# Directive
Check every line below for the word "Address" and show those that hold it.

---------------

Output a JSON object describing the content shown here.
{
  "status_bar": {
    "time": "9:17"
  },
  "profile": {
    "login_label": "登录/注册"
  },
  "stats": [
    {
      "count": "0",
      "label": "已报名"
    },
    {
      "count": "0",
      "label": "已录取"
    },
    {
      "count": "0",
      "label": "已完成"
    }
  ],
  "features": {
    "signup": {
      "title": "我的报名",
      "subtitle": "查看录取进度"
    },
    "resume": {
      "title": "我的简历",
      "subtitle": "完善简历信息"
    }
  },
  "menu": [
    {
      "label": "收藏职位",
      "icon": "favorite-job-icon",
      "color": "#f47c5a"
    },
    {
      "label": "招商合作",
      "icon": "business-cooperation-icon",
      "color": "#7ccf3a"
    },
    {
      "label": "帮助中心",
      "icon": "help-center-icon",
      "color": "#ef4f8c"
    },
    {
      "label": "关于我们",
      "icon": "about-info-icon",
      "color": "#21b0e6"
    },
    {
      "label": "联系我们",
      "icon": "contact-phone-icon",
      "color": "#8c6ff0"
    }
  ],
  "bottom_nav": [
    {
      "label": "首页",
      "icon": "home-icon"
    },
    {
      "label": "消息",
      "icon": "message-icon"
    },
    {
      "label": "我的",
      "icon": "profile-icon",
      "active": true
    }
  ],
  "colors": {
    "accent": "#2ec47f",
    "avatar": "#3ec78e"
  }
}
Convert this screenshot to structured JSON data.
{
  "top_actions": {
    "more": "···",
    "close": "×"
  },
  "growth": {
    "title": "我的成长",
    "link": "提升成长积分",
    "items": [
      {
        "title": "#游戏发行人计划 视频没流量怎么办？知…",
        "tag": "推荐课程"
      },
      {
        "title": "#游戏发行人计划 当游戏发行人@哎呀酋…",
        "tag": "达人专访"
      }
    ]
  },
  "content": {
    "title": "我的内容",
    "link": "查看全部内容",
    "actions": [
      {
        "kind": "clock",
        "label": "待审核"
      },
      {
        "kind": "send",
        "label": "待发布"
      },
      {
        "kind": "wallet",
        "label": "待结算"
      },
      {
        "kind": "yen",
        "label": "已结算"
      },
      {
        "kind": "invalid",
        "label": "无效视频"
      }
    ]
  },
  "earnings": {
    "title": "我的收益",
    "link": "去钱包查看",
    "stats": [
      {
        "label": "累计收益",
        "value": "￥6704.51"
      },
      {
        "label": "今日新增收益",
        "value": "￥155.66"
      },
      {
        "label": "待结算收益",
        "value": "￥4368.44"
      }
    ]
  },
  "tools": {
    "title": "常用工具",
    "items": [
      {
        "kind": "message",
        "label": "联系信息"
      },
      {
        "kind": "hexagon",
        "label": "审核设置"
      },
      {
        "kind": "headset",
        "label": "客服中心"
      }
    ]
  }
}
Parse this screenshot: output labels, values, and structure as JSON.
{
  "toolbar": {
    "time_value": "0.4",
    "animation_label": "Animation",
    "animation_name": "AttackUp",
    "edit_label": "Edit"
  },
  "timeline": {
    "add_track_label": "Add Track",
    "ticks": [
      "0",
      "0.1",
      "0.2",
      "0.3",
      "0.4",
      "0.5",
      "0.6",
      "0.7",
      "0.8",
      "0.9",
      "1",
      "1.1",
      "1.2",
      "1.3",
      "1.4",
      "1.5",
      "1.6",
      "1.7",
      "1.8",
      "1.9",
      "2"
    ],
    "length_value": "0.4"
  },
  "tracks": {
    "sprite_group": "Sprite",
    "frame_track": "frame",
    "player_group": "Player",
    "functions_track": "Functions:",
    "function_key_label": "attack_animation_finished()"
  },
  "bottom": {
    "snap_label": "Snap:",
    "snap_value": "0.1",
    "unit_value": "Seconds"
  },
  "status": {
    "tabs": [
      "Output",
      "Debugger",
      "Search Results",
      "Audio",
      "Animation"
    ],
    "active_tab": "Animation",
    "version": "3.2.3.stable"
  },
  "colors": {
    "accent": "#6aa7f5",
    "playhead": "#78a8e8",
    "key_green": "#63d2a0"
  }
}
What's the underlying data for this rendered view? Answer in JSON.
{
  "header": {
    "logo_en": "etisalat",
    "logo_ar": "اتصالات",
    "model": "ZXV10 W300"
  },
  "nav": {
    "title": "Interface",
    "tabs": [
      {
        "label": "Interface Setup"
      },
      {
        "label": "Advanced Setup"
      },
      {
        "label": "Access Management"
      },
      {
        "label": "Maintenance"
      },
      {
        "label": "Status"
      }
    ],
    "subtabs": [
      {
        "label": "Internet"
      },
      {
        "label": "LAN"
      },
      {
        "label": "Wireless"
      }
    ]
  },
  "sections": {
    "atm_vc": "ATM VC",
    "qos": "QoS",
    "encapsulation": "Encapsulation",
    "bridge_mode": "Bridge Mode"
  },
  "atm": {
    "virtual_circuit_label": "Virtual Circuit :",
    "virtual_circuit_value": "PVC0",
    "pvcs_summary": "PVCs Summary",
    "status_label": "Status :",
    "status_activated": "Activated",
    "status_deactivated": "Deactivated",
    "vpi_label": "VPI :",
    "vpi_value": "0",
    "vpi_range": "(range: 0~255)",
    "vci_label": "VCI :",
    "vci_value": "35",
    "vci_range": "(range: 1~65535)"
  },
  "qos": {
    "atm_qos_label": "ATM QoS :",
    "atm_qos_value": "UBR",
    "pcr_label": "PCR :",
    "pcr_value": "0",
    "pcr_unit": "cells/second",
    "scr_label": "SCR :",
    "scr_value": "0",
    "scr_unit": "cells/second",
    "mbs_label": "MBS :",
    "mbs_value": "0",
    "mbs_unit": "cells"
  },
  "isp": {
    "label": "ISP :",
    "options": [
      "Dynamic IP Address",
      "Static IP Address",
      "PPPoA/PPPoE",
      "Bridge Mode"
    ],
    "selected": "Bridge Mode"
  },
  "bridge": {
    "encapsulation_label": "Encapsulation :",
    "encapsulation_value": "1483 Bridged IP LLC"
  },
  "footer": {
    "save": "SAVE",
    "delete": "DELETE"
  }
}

---------------

# Answer
      "Dynamic IP Address",
      "Static IP Address",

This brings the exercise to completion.